What this task involves: Reproduce the full listing below unchanged, apart from the pictures.

Exercise inputs:
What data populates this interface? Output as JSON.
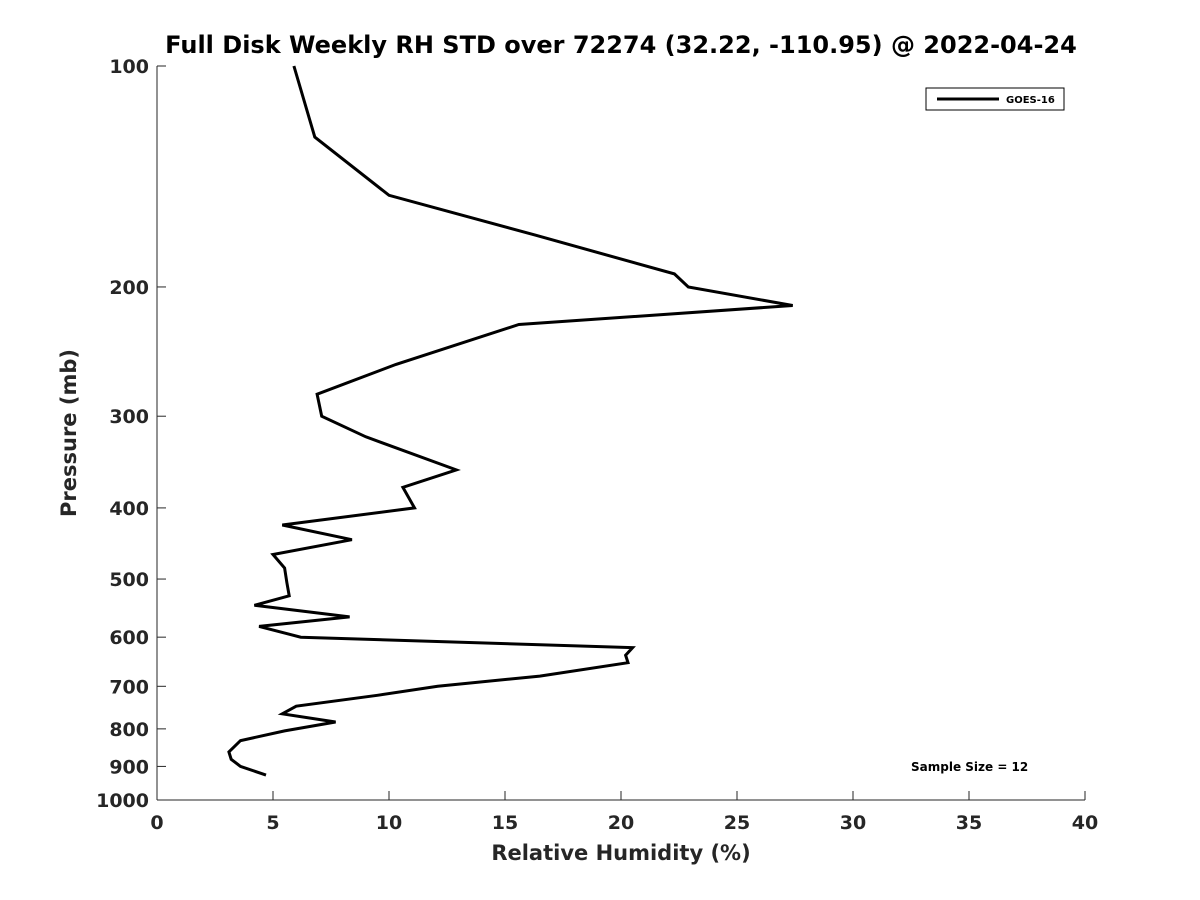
{
  "chart_data": {
    "type": "line",
    "title": "Full Disk Weekly RH STD over 72274 (32.22, -110.95) @ 2022-04-24",
    "xlabel": "Relative Humidity (%)",
    "ylabel": "Pressure (mb)",
    "xlim": [
      0,
      40
    ],
    "ylim": [
      100,
      1000
    ],
    "y_scale": "log",
    "y_reversed": true,
    "x_ticks": [
      "0",
      "5",
      "10",
      "15",
      "20",
      "25",
      "30",
      "35",
      "40"
    ],
    "y_ticks": [
      "100",
      "200",
      "300",
      "400",
      "500",
      "600",
      "700",
      "800",
      "900",
      "1000"
    ],
    "grid": false,
    "legend_position": "top-right",
    "annotation": "Sample Size = 12",
    "series": [
      {
        "name": "GOES-16",
        "color": "#000000",
        "points": [
          {
            "x": 5.9,
            "p": 100
          },
          {
            "x": 6.8,
            "p": 125
          },
          {
            "x": 10.0,
            "p": 150
          },
          {
            "x": 16.3,
            "p": 170
          },
          {
            "x": 22.3,
            "p": 192
          },
          {
            "x": 22.9,
            "p": 200
          },
          {
            "x": 27.4,
            "p": 212
          },
          {
            "x": 15.6,
            "p": 225
          },
          {
            "x": 10.3,
            "p": 255
          },
          {
            "x": 6.9,
            "p": 280
          },
          {
            "x": 7.1,
            "p": 300
          },
          {
            "x": 9.0,
            "p": 320
          },
          {
            "x": 12.9,
            "p": 355
          },
          {
            "x": 10.6,
            "p": 375
          },
          {
            "x": 11.1,
            "p": 400
          },
          {
            "x": 5.4,
            "p": 422
          },
          {
            "x": 8.4,
            "p": 442
          },
          {
            "x": 5.0,
            "p": 463
          },
          {
            "x": 5.5,
            "p": 483
          },
          {
            "x": 5.6,
            "p": 506
          },
          {
            "x": 5.7,
            "p": 527
          },
          {
            "x": 4.2,
            "p": 543
          },
          {
            "x": 8.3,
            "p": 563
          },
          {
            "x": 4.4,
            "p": 580
          },
          {
            "x": 6.2,
            "p": 600
          },
          {
            "x": 20.5,
            "p": 620
          },
          {
            "x": 20.2,
            "p": 635
          },
          {
            "x": 20.3,
            "p": 650
          },
          {
            "x": 16.5,
            "p": 678
          },
          {
            "x": 12.1,
            "p": 700
          },
          {
            "x": 9.5,
            "p": 720
          },
          {
            "x": 6.0,
            "p": 745
          },
          {
            "x": 5.4,
            "p": 763
          },
          {
            "x": 7.7,
            "p": 783
          },
          {
            "x": 5.5,
            "p": 805
          },
          {
            "x": 3.6,
            "p": 830
          },
          {
            "x": 3.1,
            "p": 860
          },
          {
            "x": 3.2,
            "p": 880
          },
          {
            "x": 3.6,
            "p": 900
          },
          {
            "x": 4.7,
            "p": 925
          }
        ]
      }
    ]
  }
}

Solution for this problem:
What data populates this interface? Output as JSON.
{
  "chart_data": {
    "type": "line",
    "title": "Full Disk Weekly RH STD over 72274 (32.22, -110.95) @ 2022-04-24",
    "xlabel": "Relative Humidity (%)",
    "ylabel": "Pressure (mb)",
    "xlim": [
      0,
      40
    ],
    "ylim": [
      100,
      1000
    ],
    "y_scale": "log",
    "y_reversed": true,
    "x_ticks": [
      "0",
      "5",
      "10",
      "15",
      "20",
      "25",
      "30",
      "35",
      "40"
    ],
    "y_ticks": [
      "100",
      "200",
      "300",
      "400",
      "500",
      "600",
      "700",
      "800",
      "900",
      "1000"
    ],
    "grid": false,
    "legend_position": "top-right",
    "annotation": "Sample Size = 12",
    "series": [
      {
        "name": "GOES-16",
        "color": "#000000",
        "points": [
          {
            "x": 5.9,
            "p": 100
          },
          {
            "x": 6.8,
            "p": 125
          },
          {
            "x": 10.0,
            "p": 150
          },
          {
            "x": 16.3,
            "p": 170
          },
          {
            "x": 22.3,
            "p": 192
          },
          {
            "x": 22.9,
            "p": 200
          },
          {
            "x": 27.4,
            "p": 212
          },
          {
            "x": 15.6,
            "p": 225
          },
          {
            "x": 10.3,
            "p": 255
          },
          {
            "x": 6.9,
            "p": 280
          },
          {
            "x": 7.1,
            "p": 300
          },
          {
            "x": 9.0,
            "p": 320
          },
          {
            "x": 12.9,
            "p": 355
          },
          {
            "x": 10.6,
            "p": 375
          },
          {
            "x": 11.1,
            "p": 400
          },
          {
            "x": 5.4,
            "p": 422
          },
          {
            "x": 8.4,
            "p": 442
          },
          {
            "x": 5.0,
            "p": 463
          },
          {
            "x": 5.5,
            "p": 483
          },
          {
            "x": 5.6,
            "p": 506
          },
          {
            "x": 5.7,
            "p": 527
          },
          {
            "x": 4.2,
            "p": 543
          },
          {
            "x": 8.3,
            "p": 563
          },
          {
            "x": 4.4,
            "p": 580
          },
          {
            "x": 6.2,
            "p": 600
          },
          {
            "x": 20.5,
            "p": 620
          },
          {
            "x": 20.2,
            "p": 635
          },
          {
            "x": 20.3,
            "p": 650
          },
          {
            "x": 16.5,
            "p": 678
          },
          {
            "x": 12.1,
            "p": 700
          },
          {
            "x": 9.5,
            "p": 720
          },
          {
            "x": 6.0,
            "p": 745
          },
          {
            "x": 5.4,
            "p": 763
          },
          {
            "x": 7.7,
            "p": 783
          },
          {
            "x": 5.5,
            "p": 805
          },
          {
            "x": 3.6,
            "p": 830
          },
          {
            "x": 3.1,
            "p": 860
          },
          {
            "x": 3.2,
            "p": 880
          },
          {
            "x": 3.6,
            "p": 900
          },
          {
            "x": 4.7,
            "p": 925
          }
        ]
      }
    ]
  }
}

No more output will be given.